▸ **The problem**
Find each line containing the word "start" and report how many there are. Add nothing else.

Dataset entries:

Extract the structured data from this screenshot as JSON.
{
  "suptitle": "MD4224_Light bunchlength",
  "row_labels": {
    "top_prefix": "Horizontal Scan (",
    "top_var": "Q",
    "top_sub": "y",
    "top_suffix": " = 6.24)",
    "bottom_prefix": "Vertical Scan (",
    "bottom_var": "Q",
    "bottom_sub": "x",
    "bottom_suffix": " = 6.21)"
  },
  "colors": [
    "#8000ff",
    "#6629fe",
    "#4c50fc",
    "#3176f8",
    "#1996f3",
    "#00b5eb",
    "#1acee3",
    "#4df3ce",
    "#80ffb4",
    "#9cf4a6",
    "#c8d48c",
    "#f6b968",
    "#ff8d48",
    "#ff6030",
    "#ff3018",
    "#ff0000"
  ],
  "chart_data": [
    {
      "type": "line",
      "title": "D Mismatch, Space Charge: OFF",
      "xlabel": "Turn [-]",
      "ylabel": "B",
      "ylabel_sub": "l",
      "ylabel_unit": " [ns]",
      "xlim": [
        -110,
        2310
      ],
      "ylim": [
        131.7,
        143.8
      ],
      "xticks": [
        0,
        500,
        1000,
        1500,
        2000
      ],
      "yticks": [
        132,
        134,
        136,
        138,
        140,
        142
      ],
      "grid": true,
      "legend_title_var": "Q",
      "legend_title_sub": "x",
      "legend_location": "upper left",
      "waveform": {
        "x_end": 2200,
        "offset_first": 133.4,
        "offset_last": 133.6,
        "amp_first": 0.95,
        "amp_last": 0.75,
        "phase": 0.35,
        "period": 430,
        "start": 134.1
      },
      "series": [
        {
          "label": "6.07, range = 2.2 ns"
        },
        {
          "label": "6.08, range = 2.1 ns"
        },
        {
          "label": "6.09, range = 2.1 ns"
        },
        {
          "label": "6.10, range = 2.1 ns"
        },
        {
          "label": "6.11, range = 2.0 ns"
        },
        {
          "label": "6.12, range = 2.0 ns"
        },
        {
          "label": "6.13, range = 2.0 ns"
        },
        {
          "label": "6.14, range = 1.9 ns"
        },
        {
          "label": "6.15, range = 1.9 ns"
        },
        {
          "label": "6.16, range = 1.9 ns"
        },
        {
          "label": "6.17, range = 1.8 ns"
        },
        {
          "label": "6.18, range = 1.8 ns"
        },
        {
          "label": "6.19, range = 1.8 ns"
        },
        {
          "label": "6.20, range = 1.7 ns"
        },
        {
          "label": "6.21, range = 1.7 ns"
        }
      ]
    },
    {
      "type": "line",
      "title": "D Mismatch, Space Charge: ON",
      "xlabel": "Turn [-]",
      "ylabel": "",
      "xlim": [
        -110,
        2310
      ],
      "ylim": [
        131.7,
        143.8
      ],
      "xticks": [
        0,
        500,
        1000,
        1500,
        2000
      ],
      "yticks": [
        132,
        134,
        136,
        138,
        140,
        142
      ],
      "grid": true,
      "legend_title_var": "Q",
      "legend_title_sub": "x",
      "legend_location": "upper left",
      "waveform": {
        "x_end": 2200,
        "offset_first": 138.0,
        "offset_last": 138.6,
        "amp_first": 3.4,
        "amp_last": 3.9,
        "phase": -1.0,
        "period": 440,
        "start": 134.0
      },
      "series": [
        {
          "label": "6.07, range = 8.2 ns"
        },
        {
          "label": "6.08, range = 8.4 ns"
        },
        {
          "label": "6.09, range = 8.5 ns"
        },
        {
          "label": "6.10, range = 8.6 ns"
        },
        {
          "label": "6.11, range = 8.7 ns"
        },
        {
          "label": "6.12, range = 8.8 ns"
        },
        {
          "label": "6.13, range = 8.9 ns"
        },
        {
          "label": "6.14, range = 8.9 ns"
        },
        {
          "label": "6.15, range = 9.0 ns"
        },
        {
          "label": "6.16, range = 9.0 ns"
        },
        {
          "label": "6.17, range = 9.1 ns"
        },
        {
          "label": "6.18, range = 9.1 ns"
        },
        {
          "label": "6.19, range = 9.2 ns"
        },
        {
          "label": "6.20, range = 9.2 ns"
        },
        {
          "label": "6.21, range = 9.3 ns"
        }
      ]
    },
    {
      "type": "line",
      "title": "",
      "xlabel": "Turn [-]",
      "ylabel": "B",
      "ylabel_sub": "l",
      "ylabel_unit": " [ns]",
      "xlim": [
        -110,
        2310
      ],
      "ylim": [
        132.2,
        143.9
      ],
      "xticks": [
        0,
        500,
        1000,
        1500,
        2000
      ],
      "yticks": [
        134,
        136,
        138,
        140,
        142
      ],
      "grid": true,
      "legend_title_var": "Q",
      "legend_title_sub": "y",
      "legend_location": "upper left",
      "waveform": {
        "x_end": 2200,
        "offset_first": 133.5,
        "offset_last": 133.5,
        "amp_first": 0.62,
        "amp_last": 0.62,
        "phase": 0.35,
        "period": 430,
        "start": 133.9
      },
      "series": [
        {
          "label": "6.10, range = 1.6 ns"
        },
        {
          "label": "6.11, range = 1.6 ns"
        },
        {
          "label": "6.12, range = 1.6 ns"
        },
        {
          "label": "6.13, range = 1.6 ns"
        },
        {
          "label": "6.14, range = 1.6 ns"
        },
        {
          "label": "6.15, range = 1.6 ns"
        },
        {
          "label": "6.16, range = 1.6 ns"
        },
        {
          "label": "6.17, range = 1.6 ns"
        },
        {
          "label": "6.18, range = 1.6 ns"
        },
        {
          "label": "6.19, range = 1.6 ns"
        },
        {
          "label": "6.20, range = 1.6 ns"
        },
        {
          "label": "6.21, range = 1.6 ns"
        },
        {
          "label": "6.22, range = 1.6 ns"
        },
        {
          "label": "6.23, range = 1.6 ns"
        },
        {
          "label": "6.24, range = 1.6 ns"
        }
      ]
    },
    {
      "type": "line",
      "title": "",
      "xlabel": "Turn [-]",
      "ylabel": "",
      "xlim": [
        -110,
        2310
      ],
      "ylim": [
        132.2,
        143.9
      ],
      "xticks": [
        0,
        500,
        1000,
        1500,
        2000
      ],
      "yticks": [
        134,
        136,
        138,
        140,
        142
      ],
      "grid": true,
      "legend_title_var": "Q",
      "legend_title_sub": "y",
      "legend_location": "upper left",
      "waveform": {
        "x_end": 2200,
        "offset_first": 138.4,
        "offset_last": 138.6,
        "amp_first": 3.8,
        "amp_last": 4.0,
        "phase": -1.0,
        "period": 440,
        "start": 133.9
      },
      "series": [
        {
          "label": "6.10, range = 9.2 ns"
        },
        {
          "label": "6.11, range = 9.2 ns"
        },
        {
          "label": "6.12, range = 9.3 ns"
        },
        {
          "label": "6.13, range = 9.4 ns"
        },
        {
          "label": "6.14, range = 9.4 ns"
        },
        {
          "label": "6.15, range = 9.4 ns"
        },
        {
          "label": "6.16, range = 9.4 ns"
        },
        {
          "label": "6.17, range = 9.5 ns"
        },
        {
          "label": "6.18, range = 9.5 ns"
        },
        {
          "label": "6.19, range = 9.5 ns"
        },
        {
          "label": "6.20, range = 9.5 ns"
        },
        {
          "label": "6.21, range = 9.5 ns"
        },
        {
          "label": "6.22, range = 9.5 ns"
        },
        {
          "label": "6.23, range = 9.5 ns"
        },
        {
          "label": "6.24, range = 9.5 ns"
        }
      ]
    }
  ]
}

▸ **Correct result**
4